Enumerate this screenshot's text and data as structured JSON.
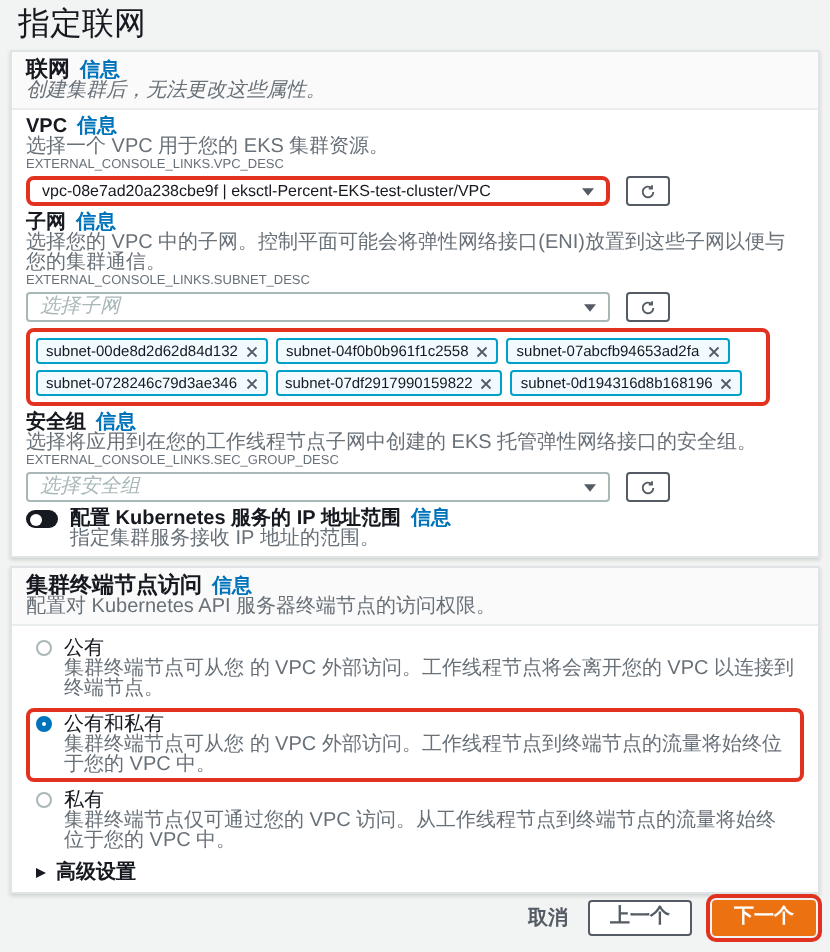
{
  "page_title": "指定联网",
  "networking": {
    "title": "联网",
    "info": "信息",
    "description": "创建集群后，无法更改这些属性。",
    "vpc": {
      "label": "VPC",
      "info": "信息",
      "description": "选择一个 VPC 用于您的 EKS 集群资源。",
      "hint": "EXTERNAL_CONSOLE_LINKS.VPC_DESC",
      "value": "vpc-08e7ad20a238cbe9f | eksctl-Percent-EKS-test-cluster/VPC",
      "highlighted": true
    },
    "subnets": {
      "label": "子网",
      "info": "信息",
      "description": "选择您的 VPC 中的子网。控制平面可能会将弹性网络接口(ENI)放置到这些子网以便与您的集群通信。",
      "hint": "EXTERNAL_CONSOLE_LINKS.SUBNET_DESC",
      "placeholder": "选择子网",
      "highlighted": true,
      "tokens": [
        "subnet-00de8d2d62d84d132",
        "subnet-04f0b0b961f1c2558",
        "subnet-07abcfb94653ad2fa",
        "subnet-0728246c79d3ae346",
        "subnet-07df2917990159822",
        "subnet-0d194316d8b168196"
      ]
    },
    "security_groups": {
      "label": "安全组",
      "info": "信息",
      "description": "选择将应用到在您的工作线程节点子网中创建的 EKS 托管弹性网络接口的安全组。",
      "hint": "EXTERNAL_CONSOLE_LINKS.SEC_GROUP_DESC",
      "placeholder": "选择安全组"
    },
    "service_ip_range": {
      "label": "配置 Kubernetes 服务的 IP 地址范围",
      "info": "信息",
      "description": "指定集群服务接收 IP 地址的范围。",
      "on": false
    }
  },
  "endpoint_access": {
    "title": "集群终端节点访问",
    "info": "信息",
    "description": "配置对 Kubernetes API 服务器终端节点的访问权限。",
    "options": [
      {
        "label": "公有",
        "description": "集群终端节点可从您 的 VPC 外部访问。工作线程节点将会离开您的 VPC 以连接到终端节点。",
        "selected": false,
        "highlighted": false
      },
      {
        "label": "公有和私有",
        "description": "集群终端节点可从您 的 VPC 外部访问。工作线程节点到终端节点的流量将始终位于您的 VPC 中。",
        "selected": true,
        "highlighted": true
      },
      {
        "label": "私有",
        "description": "集群终端节点仅可通过您的 VPC 访问。从工作线程节点到终端节点的流量将始终位于您的 VPC 中。",
        "selected": false,
        "highlighted": false
      }
    ],
    "advanced": {
      "label": "高级设置",
      "expanded": false
    }
  },
  "footer": {
    "cancel": "取消",
    "previous": "上一个",
    "next": "下一个",
    "next_highlighted": true
  }
}
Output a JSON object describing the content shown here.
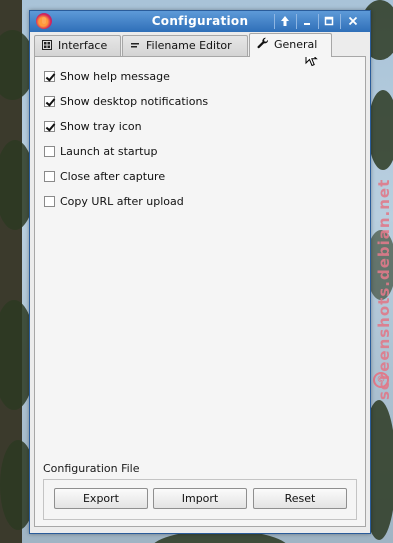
========================
Aim: Extract every line containing the string "集群终端节点可从您" from the material.

Answer to the problem:
        "description": "集群终端节点可从您 的 VPC 外部访问。工作线程节点将会离开您的 VPC 以连接到终端节点。",
        "description": "集群终端节点可从您 的 VPC 外部访问。工作线程节点到终端节点的流量将始终位于您的 VPC 中。",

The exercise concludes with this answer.